▸ **Exercise**:
Swap each "interactable" in the records below for "clickable" and write out the records again with nothing else altered.

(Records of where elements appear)
· · · · · · ·

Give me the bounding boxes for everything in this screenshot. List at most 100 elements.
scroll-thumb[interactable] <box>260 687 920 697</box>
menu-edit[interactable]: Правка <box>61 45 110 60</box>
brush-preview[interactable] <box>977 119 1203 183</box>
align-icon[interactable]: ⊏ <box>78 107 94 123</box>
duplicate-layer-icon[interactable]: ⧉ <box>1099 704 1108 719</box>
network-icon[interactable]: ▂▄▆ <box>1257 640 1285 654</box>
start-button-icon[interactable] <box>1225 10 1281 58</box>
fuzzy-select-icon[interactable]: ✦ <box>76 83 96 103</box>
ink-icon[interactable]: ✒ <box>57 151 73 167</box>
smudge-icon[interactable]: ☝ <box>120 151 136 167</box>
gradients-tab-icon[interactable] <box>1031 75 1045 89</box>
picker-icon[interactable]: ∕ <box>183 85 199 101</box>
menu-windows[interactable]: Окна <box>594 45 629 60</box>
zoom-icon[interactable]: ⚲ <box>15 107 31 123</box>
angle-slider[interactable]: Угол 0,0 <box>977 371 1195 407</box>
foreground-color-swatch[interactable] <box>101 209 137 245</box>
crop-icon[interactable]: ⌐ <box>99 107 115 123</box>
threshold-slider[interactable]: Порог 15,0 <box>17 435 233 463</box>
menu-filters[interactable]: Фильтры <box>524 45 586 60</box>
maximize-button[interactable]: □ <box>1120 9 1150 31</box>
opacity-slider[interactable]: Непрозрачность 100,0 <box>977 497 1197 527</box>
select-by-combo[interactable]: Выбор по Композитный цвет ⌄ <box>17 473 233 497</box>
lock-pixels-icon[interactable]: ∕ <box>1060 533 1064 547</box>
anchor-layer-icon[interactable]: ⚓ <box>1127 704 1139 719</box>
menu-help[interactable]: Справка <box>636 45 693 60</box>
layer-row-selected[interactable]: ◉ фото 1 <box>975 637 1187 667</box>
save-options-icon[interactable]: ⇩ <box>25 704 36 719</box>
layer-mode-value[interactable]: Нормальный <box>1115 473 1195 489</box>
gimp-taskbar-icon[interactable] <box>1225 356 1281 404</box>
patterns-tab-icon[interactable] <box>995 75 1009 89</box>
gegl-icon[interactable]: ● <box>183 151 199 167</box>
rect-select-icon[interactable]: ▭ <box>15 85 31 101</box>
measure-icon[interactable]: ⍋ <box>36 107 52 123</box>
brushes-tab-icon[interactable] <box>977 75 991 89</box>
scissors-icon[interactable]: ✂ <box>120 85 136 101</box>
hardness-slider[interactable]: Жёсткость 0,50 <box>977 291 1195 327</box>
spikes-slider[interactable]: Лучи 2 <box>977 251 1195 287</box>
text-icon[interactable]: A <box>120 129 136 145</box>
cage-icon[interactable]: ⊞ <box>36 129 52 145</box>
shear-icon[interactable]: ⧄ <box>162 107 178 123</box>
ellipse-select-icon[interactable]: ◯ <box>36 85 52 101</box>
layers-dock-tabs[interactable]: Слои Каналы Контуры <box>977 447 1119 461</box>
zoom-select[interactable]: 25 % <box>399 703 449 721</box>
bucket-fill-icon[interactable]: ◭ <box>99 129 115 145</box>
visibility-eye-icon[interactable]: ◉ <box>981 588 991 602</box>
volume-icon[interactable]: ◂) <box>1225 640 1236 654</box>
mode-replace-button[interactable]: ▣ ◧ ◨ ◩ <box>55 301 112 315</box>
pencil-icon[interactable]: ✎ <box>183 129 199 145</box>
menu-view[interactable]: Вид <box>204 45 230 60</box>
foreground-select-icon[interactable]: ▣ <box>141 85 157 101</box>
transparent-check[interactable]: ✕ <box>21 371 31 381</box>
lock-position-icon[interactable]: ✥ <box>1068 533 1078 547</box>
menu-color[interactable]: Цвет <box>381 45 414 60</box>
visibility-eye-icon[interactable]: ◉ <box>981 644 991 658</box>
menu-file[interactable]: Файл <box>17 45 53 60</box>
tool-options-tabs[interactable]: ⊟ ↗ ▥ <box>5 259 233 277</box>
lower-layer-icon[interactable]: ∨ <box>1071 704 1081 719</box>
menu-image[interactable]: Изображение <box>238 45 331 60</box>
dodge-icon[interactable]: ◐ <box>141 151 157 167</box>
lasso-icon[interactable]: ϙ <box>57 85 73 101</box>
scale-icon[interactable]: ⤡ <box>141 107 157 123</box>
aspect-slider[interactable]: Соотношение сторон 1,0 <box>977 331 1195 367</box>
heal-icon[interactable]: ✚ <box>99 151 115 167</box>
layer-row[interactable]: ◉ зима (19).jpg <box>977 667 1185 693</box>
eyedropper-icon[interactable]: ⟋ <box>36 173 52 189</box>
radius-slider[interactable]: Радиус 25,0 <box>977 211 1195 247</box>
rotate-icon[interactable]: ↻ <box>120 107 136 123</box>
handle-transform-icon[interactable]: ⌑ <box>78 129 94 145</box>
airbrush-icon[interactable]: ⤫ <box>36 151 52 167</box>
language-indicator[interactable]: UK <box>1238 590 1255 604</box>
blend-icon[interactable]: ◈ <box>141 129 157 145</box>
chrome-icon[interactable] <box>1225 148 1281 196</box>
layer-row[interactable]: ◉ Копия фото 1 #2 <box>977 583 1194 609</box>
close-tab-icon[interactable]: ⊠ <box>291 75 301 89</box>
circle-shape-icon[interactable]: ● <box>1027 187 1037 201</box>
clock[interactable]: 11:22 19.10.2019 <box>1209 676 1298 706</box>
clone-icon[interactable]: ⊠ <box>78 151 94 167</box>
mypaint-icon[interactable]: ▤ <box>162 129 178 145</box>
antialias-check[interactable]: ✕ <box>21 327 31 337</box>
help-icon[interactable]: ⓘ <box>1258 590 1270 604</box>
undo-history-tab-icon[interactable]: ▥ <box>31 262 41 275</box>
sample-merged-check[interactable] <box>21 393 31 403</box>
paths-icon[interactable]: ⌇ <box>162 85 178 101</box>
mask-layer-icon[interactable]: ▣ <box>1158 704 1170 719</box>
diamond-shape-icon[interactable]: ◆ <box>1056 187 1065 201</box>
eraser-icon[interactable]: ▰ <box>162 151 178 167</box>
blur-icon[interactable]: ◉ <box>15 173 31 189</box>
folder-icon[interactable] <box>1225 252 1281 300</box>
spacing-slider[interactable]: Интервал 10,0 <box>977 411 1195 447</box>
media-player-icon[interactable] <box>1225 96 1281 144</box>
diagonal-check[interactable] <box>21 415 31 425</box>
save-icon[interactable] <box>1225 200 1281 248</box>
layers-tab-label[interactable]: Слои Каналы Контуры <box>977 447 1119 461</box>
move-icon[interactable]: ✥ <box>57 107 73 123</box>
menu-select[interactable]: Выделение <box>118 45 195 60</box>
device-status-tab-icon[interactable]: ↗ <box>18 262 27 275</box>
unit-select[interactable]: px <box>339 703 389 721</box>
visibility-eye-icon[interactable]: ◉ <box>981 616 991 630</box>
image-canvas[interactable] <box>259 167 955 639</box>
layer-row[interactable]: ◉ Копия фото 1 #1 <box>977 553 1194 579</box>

· · · · · · ·

▸ **In response**:
Give me the bounding boxes for everything in this screenshot. List at most 100 elements.
scroll-thumb[clickable] <box>260 687 920 697</box>
menu-edit[clickable]: Правка <box>61 45 110 60</box>
brush-preview[clickable] <box>977 119 1203 183</box>
align-icon[clickable]: ⊏ <box>78 107 94 123</box>
duplicate-layer-icon[clickable]: ⧉ <box>1099 704 1108 719</box>
network-icon[clickable]: ▂▄▆ <box>1257 640 1285 654</box>
start-button-icon[clickable] <box>1225 10 1281 58</box>
fuzzy-select-icon[clickable]: ✦ <box>76 83 96 103</box>
ink-icon[clickable]: ✒ <box>57 151 73 167</box>
smudge-icon[clickable]: ☝ <box>120 151 136 167</box>
gradients-tab-icon[clickable] <box>1031 75 1045 89</box>
picker-icon[clickable]: ∕ <box>183 85 199 101</box>
menu-windows[clickable]: Окна <box>594 45 629 60</box>
zoom-icon[clickable]: ⚲ <box>15 107 31 123</box>
angle-slider[clickable]: Угол 0,0 <box>977 371 1195 407</box>
foreground-color-swatch[clickable] <box>101 209 137 245</box>
crop-icon[clickable]: ⌐ <box>99 107 115 123</box>
threshold-slider[clickable]: Порог 15,0 <box>17 435 233 463</box>
menu-filters[clickable]: Фильтры <box>524 45 586 60</box>
maximize-button[clickable]: □ <box>1120 9 1150 31</box>
opacity-slider[clickable]: Непрозрачность 100,0 <box>977 497 1197 527</box>
select-by-combo[clickable]: Выбор по Композитный цвет ⌄ <box>17 473 233 497</box>
lock-pixels-icon[clickable]: ∕ <box>1060 533 1064 547</box>
anchor-layer-icon[clickable]: ⚓ <box>1127 704 1139 719</box>
menu-help[clickable]: Справка <box>636 45 693 60</box>
layer-row-selected[clickable]: ◉ фото 1 <box>975 637 1187 667</box>
save-options-icon[clickable]: ⇩ <box>25 704 36 719</box>
layer-mode-value[clickable]: Нормальный <box>1115 473 1195 489</box>
gimp-taskbar-icon[clickable] <box>1225 356 1281 404</box>
patterns-tab-icon[clickable] <box>995 75 1009 89</box>
gegl-icon[clickable]: ● <box>183 151 199 167</box>
rect-select-icon[clickable]: ▭ <box>15 85 31 101</box>
measure-icon[clickable]: ⍋ <box>36 107 52 123</box>
brushes-tab-icon[clickable] <box>977 75 991 89</box>
scissors-icon[clickable]: ✂ <box>120 85 136 101</box>
hardness-slider[clickable]: Жёсткость 0,50 <box>977 291 1195 327</box>
spikes-slider[clickable]: Лучи 2 <box>977 251 1195 287</box>
text-icon[clickable]: A <box>120 129 136 145</box>
cage-icon[clickable]: ⊞ <box>36 129 52 145</box>
shear-icon[clickable]: ⧄ <box>162 107 178 123</box>
ellipse-select-icon[clickable]: ◯ <box>36 85 52 101</box>
layers-dock-tabs[clickable]: Слои Каналы Контуры <box>977 447 1119 461</box>
zoom-select[clickable]: 25 % <box>399 703 449 721</box>
bucket-fill-icon[clickable]: ◭ <box>99 129 115 145</box>
visibility-eye-icon[clickable]: ◉ <box>981 588 991 602</box>
volume-icon[clickable]: ◂) <box>1225 640 1236 654</box>
mode-replace-button[clickable]: ▣ ◧ ◨ ◩ <box>55 301 112 315</box>
pencil-icon[clickable]: ✎ <box>183 129 199 145</box>
menu-view[clickable]: Вид <box>204 45 230 60</box>
foreground-select-icon[clickable]: ▣ <box>141 85 157 101</box>
transparent-check[clickable]: ✕ <box>21 371 31 381</box>
lock-position-icon[clickable]: ✥ <box>1068 533 1078 547</box>
menu-color[clickable]: Цвет <box>381 45 414 60</box>
visibility-eye-icon[clickable]: ◉ <box>981 644 991 658</box>
menu-file[clickable]: Файл <box>17 45 53 60</box>
tool-options-tabs[clickable]: ⊟ ↗ ▥ <box>5 259 233 277</box>
lower-layer-icon[clickable]: ∨ <box>1071 704 1081 719</box>
menu-image[clickable]: Изображение <box>238 45 331 60</box>
dodge-icon[clickable]: ◐ <box>141 151 157 167</box>
lasso-icon[clickable]: ϙ <box>57 85 73 101</box>
scale-icon[clickable]: ⤡ <box>141 107 157 123</box>
aspect-slider[clickable]: Соотношение сторон 1,0 <box>977 331 1195 367</box>
heal-icon[clickable]: ✚ <box>99 151 115 167</box>
layer-row[clickable]: ◉ зима (19).jpg <box>977 667 1185 693</box>
eyedropper-icon[clickable]: ⟋ <box>36 173 52 189</box>
radius-slider[clickable]: Радиус 25,0 <box>977 211 1195 247</box>
rotate-icon[clickable]: ↻ <box>120 107 136 123</box>
handle-transform-icon[clickable]: ⌑ <box>78 129 94 145</box>
airbrush-icon[clickable]: ⤫ <box>36 151 52 167</box>
language-indicator[clickable]: UK <box>1238 590 1255 604</box>
blend-icon[clickable]: ◈ <box>141 129 157 145</box>
chrome-icon[clickable] <box>1225 148 1281 196</box>
layer-row[clickable]: ◉ Копия фото 1 #2 <box>977 583 1194 609</box>
close-tab-icon[clickable]: ⊠ <box>291 75 301 89</box>
circle-shape-icon[clickable]: ● <box>1027 187 1037 201</box>
clock[clickable]: 11:22 19.10.2019 <box>1209 676 1298 706</box>
clone-icon[clickable]: ⊠ <box>78 151 94 167</box>
mypaint-icon[clickable]: ▤ <box>162 129 178 145</box>
antialias-check[clickable]: ✕ <box>21 327 31 337</box>
help-icon[clickable]: ⓘ <box>1258 590 1270 604</box>
undo-history-tab-icon[clickable]: ▥ <box>31 262 41 275</box>
sample-merged-check[clickable] <box>21 393 31 403</box>
paths-icon[clickable]: ⌇ <box>162 85 178 101</box>
mask-layer-icon[clickable]: ▣ <box>1158 704 1170 719</box>
diamond-shape-icon[clickable]: ◆ <box>1056 187 1065 201</box>
eraser-icon[clickable]: ▰ <box>162 151 178 167</box>
blur-icon[clickable]: ◉ <box>15 173 31 189</box>
folder-icon[clickable] <box>1225 252 1281 300</box>
spacing-slider[clickable]: Интервал 10,0 <box>977 411 1195 447</box>
media-player-icon[clickable] <box>1225 96 1281 144</box>
diagonal-check[clickable] <box>21 415 31 425</box>
save-icon[clickable] <box>1225 200 1281 248</box>
layers-tab-label[clickable]: Слои Каналы Контуры <box>977 447 1119 461</box>
move-icon[clickable]: ✥ <box>57 107 73 123</box>
menu-select[clickable]: Выделение <box>118 45 195 60</box>
device-status-tab-icon[clickable]: ↗ <box>18 262 27 275</box>
unit-select[clickable]: px <box>339 703 389 721</box>
visibility-eye-icon[clickable]: ◉ <box>981 616 991 630</box>
image-canvas[clickable] <box>259 167 955 639</box>
layer-row[clickable]: ◉ Копия фото 1 #1 <box>977 553 1194 579</box>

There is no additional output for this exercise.